* [Problem]
Set down the material below in full, matching it exactly.

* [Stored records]

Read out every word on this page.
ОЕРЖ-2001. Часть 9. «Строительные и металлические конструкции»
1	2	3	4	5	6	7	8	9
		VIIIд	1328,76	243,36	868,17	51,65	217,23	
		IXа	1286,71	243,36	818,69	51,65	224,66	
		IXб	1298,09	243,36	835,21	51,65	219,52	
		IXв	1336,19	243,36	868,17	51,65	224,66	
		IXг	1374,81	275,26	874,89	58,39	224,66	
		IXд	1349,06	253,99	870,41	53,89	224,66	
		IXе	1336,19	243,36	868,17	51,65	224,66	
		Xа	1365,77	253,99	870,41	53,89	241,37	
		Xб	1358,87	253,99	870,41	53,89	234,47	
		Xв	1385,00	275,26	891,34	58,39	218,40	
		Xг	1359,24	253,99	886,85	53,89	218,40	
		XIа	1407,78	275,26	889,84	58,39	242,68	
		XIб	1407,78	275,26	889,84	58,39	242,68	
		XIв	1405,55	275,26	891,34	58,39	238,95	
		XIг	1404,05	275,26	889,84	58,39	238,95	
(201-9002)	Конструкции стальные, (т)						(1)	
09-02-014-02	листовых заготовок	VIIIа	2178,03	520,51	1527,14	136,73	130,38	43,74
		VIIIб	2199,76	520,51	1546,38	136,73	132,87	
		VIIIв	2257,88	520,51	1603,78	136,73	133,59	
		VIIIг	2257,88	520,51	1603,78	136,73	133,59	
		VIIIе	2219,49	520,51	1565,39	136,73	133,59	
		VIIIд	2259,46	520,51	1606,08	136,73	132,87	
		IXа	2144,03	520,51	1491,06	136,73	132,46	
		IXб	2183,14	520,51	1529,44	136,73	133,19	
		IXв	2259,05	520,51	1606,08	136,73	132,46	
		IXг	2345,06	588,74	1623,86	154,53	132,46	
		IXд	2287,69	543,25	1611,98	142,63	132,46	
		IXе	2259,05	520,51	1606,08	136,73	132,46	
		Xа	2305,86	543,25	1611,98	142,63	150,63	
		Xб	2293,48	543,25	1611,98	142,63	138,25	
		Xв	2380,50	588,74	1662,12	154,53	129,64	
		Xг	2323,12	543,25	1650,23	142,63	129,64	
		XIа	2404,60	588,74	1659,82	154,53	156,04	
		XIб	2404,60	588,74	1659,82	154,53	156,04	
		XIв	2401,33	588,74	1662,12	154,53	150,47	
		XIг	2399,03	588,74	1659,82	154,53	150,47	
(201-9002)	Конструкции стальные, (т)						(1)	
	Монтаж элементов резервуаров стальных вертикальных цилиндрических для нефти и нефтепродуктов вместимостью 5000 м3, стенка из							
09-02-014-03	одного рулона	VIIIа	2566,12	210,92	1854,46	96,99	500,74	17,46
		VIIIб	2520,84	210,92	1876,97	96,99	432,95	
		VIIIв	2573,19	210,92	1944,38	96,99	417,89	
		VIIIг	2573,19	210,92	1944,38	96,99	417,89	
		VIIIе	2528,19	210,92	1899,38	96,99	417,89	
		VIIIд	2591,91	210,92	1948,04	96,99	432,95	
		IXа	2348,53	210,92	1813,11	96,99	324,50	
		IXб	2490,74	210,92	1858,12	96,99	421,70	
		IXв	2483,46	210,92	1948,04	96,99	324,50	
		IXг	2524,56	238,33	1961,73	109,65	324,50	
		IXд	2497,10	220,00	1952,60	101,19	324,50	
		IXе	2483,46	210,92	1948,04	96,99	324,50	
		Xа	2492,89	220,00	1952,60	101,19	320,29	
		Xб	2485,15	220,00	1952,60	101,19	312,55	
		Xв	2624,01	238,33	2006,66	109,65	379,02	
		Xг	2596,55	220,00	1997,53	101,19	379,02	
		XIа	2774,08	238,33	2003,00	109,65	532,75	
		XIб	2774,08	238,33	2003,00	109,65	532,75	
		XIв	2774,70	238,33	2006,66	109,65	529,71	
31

* [Full response]
Read out every word on this page.
ОЕРЖ-2001. Часть 9. «Строительные и металлические конструкции»
1	2	3	4	5	6	7	8	9
		VIIIд	1328,76	243,36	868,17	51,65	217,23	
		IXа	1286,71	243,36	818,69	51,65	224,66	
		IXб	1298,09	243,36	835,21	51,65	219,52	
		IXв	1336,19	243,36	868,17	51,65	224,66	
		IXг	1374,81	275,26	874,89	58,39	224,66	
		IXд	1349,06	253,99	870,41	53,89	224,66	
		IXе	1336,19	243,36	868,17	51,65	224,66	
		Xа	1365,77	253,99	870,41	53,89	241,37	
		Xб	1358,87	253,99	870,41	53,89	234,47	
		Xв	1385,00	275,26	891,34	58,39	218,40	
		Xг	1359,24	253,99	886,85	53,89	218,40	
		XIа	1407,78	275,26	889,84	58,39	242,68	
		XIб	1407,78	275,26	889,84	58,39	242,68	
		XIв	1405,55	275,26	891,34	58,39	238,95	
		XIг	1404,05	275,26	889,84	58,39	238,95	
(201-9002)	Конструкции стальные, (т)						(1)	
09-02-014-02	листовых заготовок	VIIIа	2178,03	520,51	1527,14	136,73	130,38	43,74
		VIIIб	2199,76	520,51	1546,38	136,73	132,87	
		VIIIв	2257,88	520,51	1603,78	136,73	133,59	
		VIIIг	2257,88	520,51	1603,78	136,73	133,59	
		VIIIе	2219,49	520,51	1565,39	136,73	133,59	
		VIIIд	2259,46	520,51	1606,08	136,73	132,87	
		IXа	2144,03	520,51	1491,06	136,73	132,46	
		IXб	2183,14	520,51	1529,44	136,73	133,19	
		IXв	2259,05	520,51	1606,08	136,73	132,46	
		IXг	2345,06	588,74	1623,86	154,53	132,46	
		IXд	2287,69	543,25	1611,98	142,63	132,46	
		IXе	2259,05	520,51	1606,08	136,73	132,46	
		Xа	2305,86	543,25	1611,98	142,63	150,63	
		Xб	2293,48	543,25	1611,98	142,63	138,25	
		Xв	2380,50	588,74	1662,12	154,53	129,64	
		Xг	2323,12	543,25	1650,23	142,63	129,64	
		XIа	2404,60	588,74	1659,82	154,53	156,04	
		XIб	2404,60	588,74	1659,82	154,53	156,04	
		XIв	2401,33	588,74	1662,12	154,53	150,47	
		XIг	2399,03	588,74	1659,82	154,53	150,47	
(201-9002)	Конструкции стальные, (т)						(1)	
	Монтаж элементов резервуаров стальных вертикальных цилиндрических для нефти и нефтепродуктов вместимостью 5000 м3, стенка из							
09-02-014-03	одного рулона	VIIIа	2566,12	210,92	1854,46	96,99	500,74	17,46
		VIIIб	2520,84	210,92	1876,97	96,99	432,95	
		VIIIв	2573,19	210,92	1944,38	96,99	417,89	
		VIIIг	2573,19	210,92	1944,38	96,99	417,89	
		VIIIе	2528,19	210,92	1899,38	96,99	417,89	
		VIIIд	2591,91	210,92	1948,04	96,99	432,95	
		IXа	2348,53	210,92	1813,11	96,99	324,50	
		IXб	2490,74	210,92	1858,12	96,99	421,70	
		IXв	2483,46	210,92	1948,04	96,99	324,50	
		IXг	2524,56	238,33	1961,73	109,65	324,50	
		IXд	2497,10	220,00	1952,60	101,19	324,50	
		IXе	2483,46	210,92	1948,04	96,99	324,50	
		Xа	2492,89	220,00	1952,60	101,19	320,29	
		Xб	2485,15	220,00	1952,60	101,19	312,55	
		Xв	2624,01	238,33	2006,66	109,65	379,02	
		Xг	2596,55	220,00	1997,53	101,19	379,02	
		XIа	2774,08	238,33	2003,00	109,65	532,75	
		XIб	2774,08	238,33	2003,00	109,65	532,75	
		XIв	2774,70	238,33	2006,66	109,65	529,71	
31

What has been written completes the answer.